- [WORKING DATA]
────────────────────────────────────────
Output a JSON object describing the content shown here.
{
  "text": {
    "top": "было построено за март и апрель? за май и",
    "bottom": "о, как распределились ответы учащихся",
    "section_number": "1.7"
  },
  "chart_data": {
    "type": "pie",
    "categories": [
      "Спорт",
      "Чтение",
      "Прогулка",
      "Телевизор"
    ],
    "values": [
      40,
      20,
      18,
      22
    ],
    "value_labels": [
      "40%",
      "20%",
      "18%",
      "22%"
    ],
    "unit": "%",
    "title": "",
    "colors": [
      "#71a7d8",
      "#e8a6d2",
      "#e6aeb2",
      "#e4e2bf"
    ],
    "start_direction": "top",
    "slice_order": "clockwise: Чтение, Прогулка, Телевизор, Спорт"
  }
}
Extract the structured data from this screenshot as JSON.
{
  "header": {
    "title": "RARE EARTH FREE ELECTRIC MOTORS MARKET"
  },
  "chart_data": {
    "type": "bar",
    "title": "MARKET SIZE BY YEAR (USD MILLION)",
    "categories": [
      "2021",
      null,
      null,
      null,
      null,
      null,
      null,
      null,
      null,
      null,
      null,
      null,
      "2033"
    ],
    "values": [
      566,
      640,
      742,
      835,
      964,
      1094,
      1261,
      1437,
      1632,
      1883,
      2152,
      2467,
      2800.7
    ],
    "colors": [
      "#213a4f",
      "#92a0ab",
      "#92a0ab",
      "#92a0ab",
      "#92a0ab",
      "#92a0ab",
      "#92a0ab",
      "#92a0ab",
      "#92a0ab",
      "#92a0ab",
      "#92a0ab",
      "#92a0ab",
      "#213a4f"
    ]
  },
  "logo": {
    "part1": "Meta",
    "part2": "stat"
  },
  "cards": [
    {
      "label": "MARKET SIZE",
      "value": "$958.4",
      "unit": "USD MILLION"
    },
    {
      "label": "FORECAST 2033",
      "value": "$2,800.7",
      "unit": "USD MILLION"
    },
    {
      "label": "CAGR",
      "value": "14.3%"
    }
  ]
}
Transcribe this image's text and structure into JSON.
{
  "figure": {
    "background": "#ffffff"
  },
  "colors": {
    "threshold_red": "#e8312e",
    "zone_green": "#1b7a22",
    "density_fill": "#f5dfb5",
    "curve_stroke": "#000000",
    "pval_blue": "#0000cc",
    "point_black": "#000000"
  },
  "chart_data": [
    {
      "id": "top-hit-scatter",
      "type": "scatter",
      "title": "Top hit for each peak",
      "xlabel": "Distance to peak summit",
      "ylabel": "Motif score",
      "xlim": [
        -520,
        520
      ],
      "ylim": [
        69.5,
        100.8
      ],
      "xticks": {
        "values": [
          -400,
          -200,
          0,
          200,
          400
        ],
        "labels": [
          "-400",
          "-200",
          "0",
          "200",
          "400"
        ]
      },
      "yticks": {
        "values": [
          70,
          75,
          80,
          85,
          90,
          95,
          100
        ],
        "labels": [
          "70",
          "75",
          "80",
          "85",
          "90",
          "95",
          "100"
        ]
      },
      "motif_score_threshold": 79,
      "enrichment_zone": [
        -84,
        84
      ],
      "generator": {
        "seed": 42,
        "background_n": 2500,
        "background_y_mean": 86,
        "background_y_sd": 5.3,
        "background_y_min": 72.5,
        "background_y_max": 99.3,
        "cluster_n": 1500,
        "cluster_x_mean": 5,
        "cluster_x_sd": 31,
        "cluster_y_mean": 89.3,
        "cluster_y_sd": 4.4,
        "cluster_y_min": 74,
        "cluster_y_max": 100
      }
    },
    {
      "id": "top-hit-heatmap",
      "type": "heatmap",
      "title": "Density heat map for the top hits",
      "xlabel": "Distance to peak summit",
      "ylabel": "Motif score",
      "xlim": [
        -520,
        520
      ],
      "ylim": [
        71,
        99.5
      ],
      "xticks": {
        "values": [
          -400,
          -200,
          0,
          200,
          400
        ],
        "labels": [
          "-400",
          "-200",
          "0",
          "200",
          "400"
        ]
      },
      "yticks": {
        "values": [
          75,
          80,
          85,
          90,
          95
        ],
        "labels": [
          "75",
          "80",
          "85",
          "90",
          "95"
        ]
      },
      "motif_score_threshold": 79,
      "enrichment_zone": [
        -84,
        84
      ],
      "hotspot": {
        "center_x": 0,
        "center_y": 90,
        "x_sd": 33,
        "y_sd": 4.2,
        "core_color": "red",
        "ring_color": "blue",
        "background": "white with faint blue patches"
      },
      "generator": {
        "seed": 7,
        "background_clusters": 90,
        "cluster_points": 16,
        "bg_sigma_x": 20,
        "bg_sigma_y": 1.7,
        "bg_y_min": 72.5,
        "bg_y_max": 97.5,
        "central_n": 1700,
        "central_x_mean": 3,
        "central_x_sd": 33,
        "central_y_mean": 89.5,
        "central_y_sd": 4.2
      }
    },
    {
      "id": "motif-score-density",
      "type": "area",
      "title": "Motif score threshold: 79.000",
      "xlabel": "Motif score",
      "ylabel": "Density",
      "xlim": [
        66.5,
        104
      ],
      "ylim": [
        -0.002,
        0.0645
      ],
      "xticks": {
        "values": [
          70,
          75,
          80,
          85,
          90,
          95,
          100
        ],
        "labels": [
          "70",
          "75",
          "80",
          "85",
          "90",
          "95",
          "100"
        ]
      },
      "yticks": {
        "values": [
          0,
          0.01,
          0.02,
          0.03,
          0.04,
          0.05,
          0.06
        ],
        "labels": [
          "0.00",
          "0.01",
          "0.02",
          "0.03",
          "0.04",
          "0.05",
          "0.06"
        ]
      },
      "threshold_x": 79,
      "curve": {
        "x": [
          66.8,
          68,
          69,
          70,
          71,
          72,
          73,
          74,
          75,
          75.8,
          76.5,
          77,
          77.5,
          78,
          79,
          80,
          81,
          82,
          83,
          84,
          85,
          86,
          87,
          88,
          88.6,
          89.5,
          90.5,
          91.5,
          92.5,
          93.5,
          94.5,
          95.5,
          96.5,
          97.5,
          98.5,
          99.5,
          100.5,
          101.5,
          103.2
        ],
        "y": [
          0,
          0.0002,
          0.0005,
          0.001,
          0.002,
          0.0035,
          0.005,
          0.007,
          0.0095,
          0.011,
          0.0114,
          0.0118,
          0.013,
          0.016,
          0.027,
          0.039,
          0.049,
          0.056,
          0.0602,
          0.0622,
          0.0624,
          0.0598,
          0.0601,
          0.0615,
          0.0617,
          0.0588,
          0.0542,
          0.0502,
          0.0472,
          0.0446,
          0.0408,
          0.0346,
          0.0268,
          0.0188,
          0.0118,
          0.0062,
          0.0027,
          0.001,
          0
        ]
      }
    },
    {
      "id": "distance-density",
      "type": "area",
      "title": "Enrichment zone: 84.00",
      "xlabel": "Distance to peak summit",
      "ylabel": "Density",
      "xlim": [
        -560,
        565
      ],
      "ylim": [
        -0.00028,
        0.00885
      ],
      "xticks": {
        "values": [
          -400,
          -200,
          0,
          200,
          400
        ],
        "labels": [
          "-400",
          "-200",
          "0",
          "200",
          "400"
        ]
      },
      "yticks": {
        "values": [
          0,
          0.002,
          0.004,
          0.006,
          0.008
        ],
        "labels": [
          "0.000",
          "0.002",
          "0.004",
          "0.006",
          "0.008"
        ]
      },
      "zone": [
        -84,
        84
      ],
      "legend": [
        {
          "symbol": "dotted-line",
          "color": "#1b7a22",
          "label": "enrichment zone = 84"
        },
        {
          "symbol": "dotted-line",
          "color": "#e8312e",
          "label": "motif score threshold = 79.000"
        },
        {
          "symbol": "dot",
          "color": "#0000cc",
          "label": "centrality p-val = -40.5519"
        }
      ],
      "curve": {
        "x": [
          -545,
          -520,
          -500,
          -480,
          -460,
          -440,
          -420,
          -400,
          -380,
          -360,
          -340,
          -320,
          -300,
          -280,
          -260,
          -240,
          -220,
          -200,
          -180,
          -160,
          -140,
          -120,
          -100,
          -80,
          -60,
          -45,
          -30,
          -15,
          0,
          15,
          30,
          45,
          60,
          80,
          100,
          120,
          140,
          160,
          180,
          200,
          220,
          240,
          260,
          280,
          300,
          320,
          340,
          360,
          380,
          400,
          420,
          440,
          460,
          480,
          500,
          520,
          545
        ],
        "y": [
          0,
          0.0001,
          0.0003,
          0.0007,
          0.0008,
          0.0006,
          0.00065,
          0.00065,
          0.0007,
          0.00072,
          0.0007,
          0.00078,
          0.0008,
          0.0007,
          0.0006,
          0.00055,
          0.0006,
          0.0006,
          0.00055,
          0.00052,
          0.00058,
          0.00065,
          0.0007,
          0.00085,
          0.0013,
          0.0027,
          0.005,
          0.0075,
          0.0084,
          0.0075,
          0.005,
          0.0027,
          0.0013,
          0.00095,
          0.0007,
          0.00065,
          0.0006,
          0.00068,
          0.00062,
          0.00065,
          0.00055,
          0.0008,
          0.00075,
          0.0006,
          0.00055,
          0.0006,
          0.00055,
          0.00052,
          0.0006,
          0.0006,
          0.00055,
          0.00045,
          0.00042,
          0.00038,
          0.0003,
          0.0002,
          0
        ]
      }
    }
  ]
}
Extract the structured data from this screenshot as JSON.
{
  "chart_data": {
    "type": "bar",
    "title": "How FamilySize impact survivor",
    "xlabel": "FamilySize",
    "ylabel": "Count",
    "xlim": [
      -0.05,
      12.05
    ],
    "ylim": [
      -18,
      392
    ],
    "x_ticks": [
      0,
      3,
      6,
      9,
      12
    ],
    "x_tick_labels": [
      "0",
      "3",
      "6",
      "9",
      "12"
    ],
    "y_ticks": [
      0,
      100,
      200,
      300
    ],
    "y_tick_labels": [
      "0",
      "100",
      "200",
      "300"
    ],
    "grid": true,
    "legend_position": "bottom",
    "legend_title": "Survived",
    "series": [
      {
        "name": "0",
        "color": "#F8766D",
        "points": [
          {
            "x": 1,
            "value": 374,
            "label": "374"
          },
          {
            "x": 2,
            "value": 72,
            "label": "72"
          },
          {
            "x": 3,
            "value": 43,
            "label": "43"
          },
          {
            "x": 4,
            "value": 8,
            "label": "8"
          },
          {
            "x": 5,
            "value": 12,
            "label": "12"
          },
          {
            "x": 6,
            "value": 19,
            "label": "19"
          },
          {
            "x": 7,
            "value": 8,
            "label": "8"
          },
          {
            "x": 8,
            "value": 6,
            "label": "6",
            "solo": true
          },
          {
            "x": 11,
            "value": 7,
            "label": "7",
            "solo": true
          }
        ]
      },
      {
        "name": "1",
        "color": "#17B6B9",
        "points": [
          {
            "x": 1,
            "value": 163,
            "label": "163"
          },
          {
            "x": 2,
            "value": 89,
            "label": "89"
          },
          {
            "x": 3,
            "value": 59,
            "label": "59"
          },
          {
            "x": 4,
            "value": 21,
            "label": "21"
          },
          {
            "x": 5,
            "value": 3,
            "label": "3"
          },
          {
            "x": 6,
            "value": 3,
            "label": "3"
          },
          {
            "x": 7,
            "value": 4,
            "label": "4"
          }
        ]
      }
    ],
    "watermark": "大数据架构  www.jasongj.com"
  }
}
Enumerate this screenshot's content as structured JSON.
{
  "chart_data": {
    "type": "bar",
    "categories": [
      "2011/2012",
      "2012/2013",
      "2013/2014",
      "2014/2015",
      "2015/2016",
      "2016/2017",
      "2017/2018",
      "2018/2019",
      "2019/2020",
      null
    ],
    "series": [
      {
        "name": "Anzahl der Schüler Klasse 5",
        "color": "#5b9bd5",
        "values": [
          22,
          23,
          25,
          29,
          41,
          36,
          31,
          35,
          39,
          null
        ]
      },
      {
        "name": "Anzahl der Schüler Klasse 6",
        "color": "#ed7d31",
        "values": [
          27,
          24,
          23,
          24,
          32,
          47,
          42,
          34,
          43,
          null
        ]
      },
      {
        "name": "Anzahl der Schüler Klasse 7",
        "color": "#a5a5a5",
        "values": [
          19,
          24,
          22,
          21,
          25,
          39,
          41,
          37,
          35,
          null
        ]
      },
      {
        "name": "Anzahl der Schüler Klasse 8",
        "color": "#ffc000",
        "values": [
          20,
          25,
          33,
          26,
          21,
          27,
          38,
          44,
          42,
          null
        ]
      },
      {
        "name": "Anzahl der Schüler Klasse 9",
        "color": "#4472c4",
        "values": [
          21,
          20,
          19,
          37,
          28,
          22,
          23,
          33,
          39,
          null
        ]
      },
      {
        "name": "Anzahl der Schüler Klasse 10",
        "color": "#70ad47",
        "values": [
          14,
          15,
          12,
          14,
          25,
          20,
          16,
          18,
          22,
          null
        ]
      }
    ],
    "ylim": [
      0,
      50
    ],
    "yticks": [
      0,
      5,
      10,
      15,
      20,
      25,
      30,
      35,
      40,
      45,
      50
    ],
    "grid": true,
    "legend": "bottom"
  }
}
────────────────────────────────────────
- [STATED EXERCISE] Every line holding "Прогулка" should be copied out.

- [REPLY]
      "Прогулка",
    "slice_order": "clockwise: Чтение, Прогулка, Телевизор, Спорт"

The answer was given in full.